- **Directions**: Find the word "光伏制造行业规范条件" in the records below. List each line containing it.

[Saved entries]
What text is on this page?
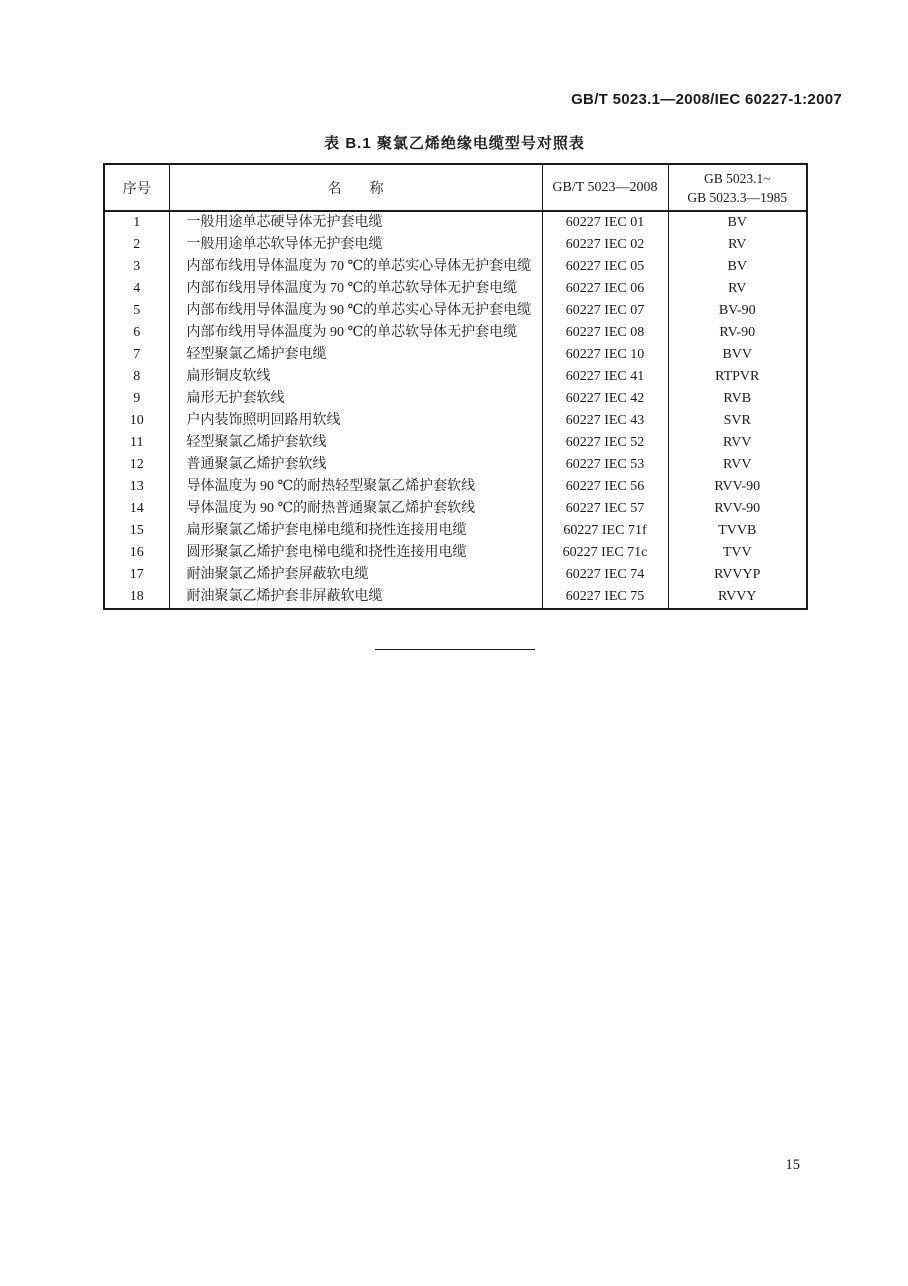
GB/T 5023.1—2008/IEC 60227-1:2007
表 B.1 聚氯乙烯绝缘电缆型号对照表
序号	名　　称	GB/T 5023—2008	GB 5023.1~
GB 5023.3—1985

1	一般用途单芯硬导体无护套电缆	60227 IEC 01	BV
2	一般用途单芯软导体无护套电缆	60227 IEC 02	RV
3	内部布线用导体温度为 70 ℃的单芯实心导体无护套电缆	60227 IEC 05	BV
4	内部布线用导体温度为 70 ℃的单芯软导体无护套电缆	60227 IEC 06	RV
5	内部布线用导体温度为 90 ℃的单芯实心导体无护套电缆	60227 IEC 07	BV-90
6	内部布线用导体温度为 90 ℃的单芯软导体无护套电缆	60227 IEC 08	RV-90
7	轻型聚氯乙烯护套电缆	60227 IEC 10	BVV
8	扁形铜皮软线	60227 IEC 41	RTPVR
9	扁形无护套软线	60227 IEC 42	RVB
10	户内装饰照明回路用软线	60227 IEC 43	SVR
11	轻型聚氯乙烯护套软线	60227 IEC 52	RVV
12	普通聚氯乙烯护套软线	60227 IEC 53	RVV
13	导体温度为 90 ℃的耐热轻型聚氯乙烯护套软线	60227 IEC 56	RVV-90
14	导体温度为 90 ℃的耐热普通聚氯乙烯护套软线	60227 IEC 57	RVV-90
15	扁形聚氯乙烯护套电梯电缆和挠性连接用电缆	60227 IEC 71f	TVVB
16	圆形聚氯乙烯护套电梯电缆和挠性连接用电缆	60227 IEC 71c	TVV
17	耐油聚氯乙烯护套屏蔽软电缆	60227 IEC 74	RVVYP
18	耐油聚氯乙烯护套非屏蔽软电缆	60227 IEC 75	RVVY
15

* * *

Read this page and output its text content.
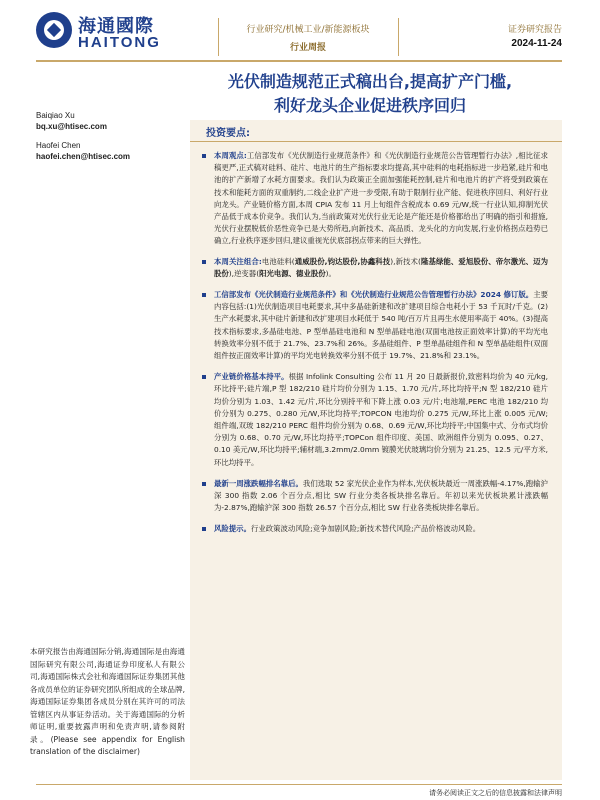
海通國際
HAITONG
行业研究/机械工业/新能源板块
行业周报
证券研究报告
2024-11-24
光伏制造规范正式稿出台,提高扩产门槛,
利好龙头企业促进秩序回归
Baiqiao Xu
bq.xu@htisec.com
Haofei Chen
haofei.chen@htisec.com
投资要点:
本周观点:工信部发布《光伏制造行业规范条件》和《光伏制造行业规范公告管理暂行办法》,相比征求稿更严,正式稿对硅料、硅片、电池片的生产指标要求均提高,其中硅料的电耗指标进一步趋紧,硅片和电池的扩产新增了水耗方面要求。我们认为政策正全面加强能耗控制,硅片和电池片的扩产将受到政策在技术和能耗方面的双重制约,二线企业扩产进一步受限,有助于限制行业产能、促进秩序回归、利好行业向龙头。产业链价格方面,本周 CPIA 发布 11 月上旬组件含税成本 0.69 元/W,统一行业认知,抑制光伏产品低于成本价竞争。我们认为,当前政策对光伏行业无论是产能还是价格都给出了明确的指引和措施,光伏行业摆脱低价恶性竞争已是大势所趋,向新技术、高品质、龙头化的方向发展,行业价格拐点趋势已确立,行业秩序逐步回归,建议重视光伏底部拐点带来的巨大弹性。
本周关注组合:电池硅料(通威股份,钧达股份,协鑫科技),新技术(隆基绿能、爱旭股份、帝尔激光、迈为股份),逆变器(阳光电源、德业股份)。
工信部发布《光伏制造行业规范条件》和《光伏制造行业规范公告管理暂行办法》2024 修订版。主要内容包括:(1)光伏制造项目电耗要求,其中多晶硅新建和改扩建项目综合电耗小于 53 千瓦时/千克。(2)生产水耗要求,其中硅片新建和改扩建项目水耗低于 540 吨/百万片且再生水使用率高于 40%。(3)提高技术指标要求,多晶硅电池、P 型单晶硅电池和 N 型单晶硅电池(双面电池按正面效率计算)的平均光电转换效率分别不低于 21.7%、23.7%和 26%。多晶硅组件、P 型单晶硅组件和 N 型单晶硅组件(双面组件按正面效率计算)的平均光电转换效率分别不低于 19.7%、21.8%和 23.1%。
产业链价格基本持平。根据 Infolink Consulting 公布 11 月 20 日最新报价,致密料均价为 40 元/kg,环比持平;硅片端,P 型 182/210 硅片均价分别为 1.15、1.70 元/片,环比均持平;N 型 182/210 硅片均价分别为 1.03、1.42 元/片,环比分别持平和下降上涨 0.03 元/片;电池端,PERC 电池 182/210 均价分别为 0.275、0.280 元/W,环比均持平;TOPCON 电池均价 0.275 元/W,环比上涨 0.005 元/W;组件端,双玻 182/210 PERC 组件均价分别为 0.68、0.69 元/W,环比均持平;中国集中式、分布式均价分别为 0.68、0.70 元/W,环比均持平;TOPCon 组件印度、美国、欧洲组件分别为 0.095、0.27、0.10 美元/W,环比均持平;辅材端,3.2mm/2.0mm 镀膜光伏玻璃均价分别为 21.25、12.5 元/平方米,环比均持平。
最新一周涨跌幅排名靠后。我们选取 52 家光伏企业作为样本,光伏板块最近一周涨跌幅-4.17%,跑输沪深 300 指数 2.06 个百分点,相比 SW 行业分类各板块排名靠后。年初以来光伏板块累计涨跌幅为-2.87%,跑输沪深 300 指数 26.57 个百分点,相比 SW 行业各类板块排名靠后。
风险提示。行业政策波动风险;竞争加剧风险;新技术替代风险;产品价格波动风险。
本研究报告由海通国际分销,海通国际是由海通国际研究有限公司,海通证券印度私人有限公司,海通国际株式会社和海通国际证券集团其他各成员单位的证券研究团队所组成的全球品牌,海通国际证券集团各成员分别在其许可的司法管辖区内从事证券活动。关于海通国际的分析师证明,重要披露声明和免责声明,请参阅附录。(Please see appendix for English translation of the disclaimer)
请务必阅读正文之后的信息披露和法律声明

- **Answer**:
本周观点:工信部发布《光伏制造行业规范条件》和《光伏制造行业规范公告管理暂行办法》,相比征求稿更严,正式稿对硅料、硅片、电池片的生产指标要求均提高,其中硅料的电耗指标进一步趋紧,硅片和电池的扩产新增了水耗方面要求。我们认为政策正全面加强能耗控制,硅片和电池片的扩产将受到政策在技术和能耗方面的双重制约,二线企业扩产进一步受限,有助于限制行业产能、促进秩序回归、利好行业向龙头。产业链价格方面,本周 CPIA 发布 11 月上旬组件含税成本 0.69 元/W,统一行业认知,抑制光伏产品低于成本价竞争。我们认为,当前政策对光伏行业无论是产能还是价格都给出了明确的指引和措施,光伏行业摆脱低价恶性竞争已是大势所趋,向新技术、高品质、龙头化的方向发展,行业价格拐点趋势已确立,行业秩序逐步回归,建议重视光伏底部拐点带来的巨大弹性。
工信部发布《光伏制造行业规范条件》和《光伏制造行业规范公告管理暂行办法》2024 修订版。主要内容包括:(1)光伏制造项目电耗要求,其中多晶硅新建和改扩建项目综合电耗小于 53 千瓦时/千克。(2)生产水耗要求,其中硅片新建和改扩建项目水耗低于 540 吨/百万片且再生水使用率高于 40%。(3)提高技术指标要求,多晶硅电池、P 型单晶硅电池和 N 型单晶硅电池(双面电池按正面效率计算)的平均光电转换效率分别不低于 21.7%、23.7%和 26%。多晶硅组件、P 型单晶硅组件和 N 型单晶硅组件(双面组件按正面效率计算)的平均光电转换效率分别不低于 19.7%、21.8%和 23.1%。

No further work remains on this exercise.